Document transcript data:
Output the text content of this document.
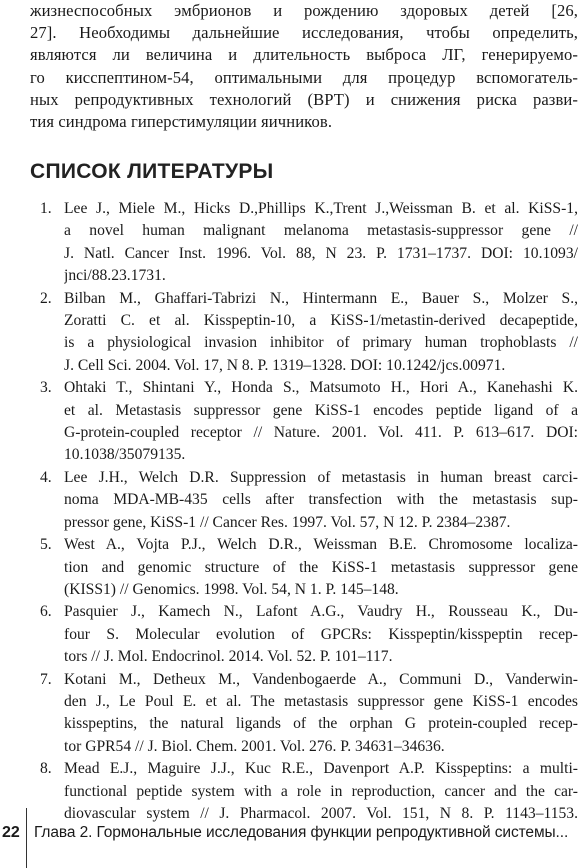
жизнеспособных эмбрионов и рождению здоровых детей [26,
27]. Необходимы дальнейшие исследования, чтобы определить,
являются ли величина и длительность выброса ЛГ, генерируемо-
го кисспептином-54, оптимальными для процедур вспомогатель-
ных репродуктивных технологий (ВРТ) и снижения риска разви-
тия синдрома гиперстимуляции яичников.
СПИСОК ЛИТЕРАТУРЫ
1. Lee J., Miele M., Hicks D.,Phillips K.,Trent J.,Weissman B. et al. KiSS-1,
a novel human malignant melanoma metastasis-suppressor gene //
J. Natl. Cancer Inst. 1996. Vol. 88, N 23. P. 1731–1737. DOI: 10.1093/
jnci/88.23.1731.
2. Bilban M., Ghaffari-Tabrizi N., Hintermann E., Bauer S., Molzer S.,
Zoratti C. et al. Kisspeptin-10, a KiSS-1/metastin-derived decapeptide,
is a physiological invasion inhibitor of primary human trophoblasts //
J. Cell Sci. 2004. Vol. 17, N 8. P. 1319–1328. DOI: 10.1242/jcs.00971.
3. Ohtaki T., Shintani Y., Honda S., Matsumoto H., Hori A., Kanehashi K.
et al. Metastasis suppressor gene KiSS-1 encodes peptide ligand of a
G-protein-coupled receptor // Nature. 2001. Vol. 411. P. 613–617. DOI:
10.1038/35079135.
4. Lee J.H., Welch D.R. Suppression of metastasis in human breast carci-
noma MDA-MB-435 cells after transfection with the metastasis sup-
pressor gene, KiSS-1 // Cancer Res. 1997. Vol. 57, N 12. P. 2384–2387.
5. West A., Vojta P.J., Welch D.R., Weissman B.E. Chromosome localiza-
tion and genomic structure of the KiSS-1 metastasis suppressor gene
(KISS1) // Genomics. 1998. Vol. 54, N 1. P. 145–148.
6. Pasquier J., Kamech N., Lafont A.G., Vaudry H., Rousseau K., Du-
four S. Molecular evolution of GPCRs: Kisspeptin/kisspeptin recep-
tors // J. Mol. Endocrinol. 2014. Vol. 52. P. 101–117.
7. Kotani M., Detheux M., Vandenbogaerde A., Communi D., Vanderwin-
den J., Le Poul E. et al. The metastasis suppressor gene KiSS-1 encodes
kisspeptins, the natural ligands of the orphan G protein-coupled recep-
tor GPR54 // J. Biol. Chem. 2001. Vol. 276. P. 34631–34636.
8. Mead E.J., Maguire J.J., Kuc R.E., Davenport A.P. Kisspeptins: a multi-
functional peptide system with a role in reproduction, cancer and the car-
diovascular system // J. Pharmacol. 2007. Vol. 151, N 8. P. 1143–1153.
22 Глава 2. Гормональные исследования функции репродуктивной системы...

### TASK REQUIREMENTS
Drop the pictures and give every line above again exactly.

### WRITTEN SOLUTION
Output the text content of this document.
жизнеспособных эмбрионов и рождению здоровых детей [26,
27]. Необходимы дальнейшие исследования, чтобы определить,
являются ли величина и длительность выброса ЛГ, генерируемо-
го кисспептином-54, оптимальными для процедур вспомогатель-
ных репродуктивных технологий (ВРТ) и снижения риска разви-
тия синдрома гиперстимуляции яичников.
СПИСОК ЛИТЕРАТУРЫ
1. Lee J., Miele M., Hicks D.,Phillips K.,Trent J.,Weissman B. et al. KiSS-1,
a novel human malignant melanoma metastasis-suppressor gene //
J. Natl. Cancer Inst. 1996. Vol. 88, N 23. P. 1731–1737. DOI: 10.1093/
jnci/88.23.1731.
2. Bilban M., Ghaffari-Tabrizi N., Hintermann E., Bauer S., Molzer S.,
Zoratti C. et al. Kisspeptin-10, a KiSS-1/metastin-derived decapeptide,
is a physiological invasion inhibitor of primary human trophoblasts //
J. Cell Sci. 2004. Vol. 17, N 8. P. 1319–1328. DOI: 10.1242/jcs.00971.
3. Ohtaki T., Shintani Y., Honda S., Matsumoto H., Hori A., Kanehashi K.
et al. Metastasis suppressor gene KiSS-1 encodes peptide ligand of a
G-protein-coupled receptor // Nature. 2001. Vol. 411. P. 613–617. DOI:
10.1038/35079135.
4. Lee J.H., Welch D.R. Suppression of metastasis in human breast carci-
noma MDA-MB-435 cells after transfection with the metastasis sup-
pressor gene, KiSS-1 // Cancer Res. 1997. Vol. 57, N 12. P. 2384–2387.
5. West A., Vojta P.J., Welch D.R., Weissman B.E. Chromosome localiza-
tion and genomic structure of the KiSS-1 metastasis suppressor gene
(KISS1) // Genomics. 1998. Vol. 54, N 1. P. 145–148.
6. Pasquier J., Kamech N., Lafont A.G., Vaudry H., Rousseau K., Du-
four S. Molecular evolution of GPCRs: Kisspeptin/kisspeptin recep-
tors // J. Mol. Endocrinol. 2014. Vol. 52. P. 101–117.
7. Kotani M., Detheux M., Vandenbogaerde A., Communi D., Vanderwin-
den J., Le Poul E. et al. The metastasis suppressor gene KiSS-1 encodes
kisspeptins, the natural ligands of the orphan G protein-coupled recep-
tor GPR54 // J. Biol. Chem. 2001. Vol. 276. P. 34631–34636.
8. Mead E.J., Maguire J.J., Kuc R.E., Davenport A.P. Kisspeptins: a multi-
functional peptide system with a role in reproduction, cancer and the car-
diovascular system // J. Pharmacol. 2007. Vol. 151, N 8. P. 1143–1153.
22 Глава 2. Гормональные исследования функции репродуктивной системы...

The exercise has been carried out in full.